Stored data entries
········
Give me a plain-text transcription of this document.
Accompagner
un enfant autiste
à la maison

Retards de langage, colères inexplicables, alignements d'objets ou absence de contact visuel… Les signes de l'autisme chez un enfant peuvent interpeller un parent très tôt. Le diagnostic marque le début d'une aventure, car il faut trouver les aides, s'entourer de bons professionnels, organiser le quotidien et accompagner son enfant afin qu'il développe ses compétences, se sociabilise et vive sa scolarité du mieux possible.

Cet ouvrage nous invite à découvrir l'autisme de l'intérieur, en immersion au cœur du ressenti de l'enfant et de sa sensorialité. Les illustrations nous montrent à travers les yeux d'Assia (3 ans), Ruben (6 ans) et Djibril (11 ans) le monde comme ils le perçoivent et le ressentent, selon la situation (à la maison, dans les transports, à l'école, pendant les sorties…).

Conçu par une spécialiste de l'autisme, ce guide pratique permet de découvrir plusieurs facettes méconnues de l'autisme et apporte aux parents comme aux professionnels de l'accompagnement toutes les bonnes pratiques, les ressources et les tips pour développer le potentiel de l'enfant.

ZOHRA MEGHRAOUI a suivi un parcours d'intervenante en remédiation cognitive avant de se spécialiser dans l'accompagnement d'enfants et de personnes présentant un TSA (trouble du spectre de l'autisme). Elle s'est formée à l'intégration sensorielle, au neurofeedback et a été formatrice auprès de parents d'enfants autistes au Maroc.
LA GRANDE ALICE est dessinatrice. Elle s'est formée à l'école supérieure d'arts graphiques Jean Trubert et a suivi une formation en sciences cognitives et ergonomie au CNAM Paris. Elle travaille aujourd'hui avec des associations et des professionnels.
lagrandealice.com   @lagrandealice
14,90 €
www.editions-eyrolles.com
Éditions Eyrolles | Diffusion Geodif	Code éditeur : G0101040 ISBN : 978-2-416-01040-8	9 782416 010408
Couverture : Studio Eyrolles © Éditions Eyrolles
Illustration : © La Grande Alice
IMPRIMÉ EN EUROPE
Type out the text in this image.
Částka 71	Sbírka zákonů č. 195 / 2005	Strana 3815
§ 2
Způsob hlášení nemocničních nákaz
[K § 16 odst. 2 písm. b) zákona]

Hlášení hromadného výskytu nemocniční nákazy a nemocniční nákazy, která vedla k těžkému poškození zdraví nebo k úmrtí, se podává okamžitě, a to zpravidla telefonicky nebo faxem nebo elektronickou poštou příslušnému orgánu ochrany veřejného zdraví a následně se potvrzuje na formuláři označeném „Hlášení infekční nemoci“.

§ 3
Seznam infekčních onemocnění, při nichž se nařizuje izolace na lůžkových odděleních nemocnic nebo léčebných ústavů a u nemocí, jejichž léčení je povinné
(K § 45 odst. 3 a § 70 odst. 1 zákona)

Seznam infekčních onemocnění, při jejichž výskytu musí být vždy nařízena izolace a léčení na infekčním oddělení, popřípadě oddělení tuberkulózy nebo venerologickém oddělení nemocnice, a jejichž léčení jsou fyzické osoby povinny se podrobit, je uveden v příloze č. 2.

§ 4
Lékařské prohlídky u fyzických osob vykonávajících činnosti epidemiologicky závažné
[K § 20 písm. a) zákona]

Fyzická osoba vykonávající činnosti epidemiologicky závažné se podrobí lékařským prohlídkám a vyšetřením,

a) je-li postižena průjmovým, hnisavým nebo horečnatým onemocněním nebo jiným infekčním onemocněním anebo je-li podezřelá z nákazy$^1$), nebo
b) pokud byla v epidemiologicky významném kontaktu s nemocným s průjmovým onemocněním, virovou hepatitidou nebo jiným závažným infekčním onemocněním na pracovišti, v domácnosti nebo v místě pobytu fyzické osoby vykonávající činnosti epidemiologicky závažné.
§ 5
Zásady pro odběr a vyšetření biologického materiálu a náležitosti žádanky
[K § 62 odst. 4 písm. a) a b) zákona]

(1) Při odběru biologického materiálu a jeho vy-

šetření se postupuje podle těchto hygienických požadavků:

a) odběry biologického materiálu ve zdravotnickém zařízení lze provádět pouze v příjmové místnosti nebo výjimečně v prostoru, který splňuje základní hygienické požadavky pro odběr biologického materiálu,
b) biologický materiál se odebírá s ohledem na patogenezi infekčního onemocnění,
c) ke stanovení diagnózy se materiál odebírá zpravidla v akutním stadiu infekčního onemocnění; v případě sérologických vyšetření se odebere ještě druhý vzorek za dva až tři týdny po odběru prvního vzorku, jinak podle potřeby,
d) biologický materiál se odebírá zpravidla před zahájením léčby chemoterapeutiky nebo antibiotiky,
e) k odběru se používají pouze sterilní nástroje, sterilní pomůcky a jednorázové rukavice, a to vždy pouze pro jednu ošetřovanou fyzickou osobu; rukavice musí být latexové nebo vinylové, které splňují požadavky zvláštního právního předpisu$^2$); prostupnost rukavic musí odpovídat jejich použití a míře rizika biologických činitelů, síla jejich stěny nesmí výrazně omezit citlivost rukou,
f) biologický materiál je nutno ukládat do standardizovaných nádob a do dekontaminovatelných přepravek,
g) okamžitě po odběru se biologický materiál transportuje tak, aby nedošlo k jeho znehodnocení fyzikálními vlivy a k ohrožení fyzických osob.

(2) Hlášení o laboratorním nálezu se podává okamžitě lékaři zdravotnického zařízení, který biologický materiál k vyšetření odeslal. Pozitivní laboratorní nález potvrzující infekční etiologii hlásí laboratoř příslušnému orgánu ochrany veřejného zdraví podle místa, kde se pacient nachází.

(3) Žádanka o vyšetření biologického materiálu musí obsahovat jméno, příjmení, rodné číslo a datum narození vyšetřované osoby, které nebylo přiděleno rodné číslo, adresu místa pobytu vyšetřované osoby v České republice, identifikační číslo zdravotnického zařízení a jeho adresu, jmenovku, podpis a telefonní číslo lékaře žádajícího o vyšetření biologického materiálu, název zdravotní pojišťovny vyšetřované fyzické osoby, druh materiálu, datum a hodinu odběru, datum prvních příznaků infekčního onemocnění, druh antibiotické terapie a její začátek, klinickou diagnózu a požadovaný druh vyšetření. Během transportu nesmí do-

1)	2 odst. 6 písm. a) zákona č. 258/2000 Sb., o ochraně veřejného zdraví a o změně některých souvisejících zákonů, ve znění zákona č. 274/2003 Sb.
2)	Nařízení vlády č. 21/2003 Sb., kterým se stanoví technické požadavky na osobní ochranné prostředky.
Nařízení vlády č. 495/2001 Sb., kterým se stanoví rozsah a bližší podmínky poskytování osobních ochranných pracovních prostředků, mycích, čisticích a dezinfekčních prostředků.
········
WHAT IS ASKED: Collect each line above holding the string "Nařízení".

FINISHED TASK:
2)	Nařízení vlády č. 21/2003 Sb., kterým se stanoví technické požadavky na osobní ochranné prostředky.
Nařízení vlády č. 495/2001 Sb., kterým se stanoví rozsah a bližší podmínky poskytování osobních ochranných pracovních prostředků, mycích, čisticích a dezinfekčních prostředků.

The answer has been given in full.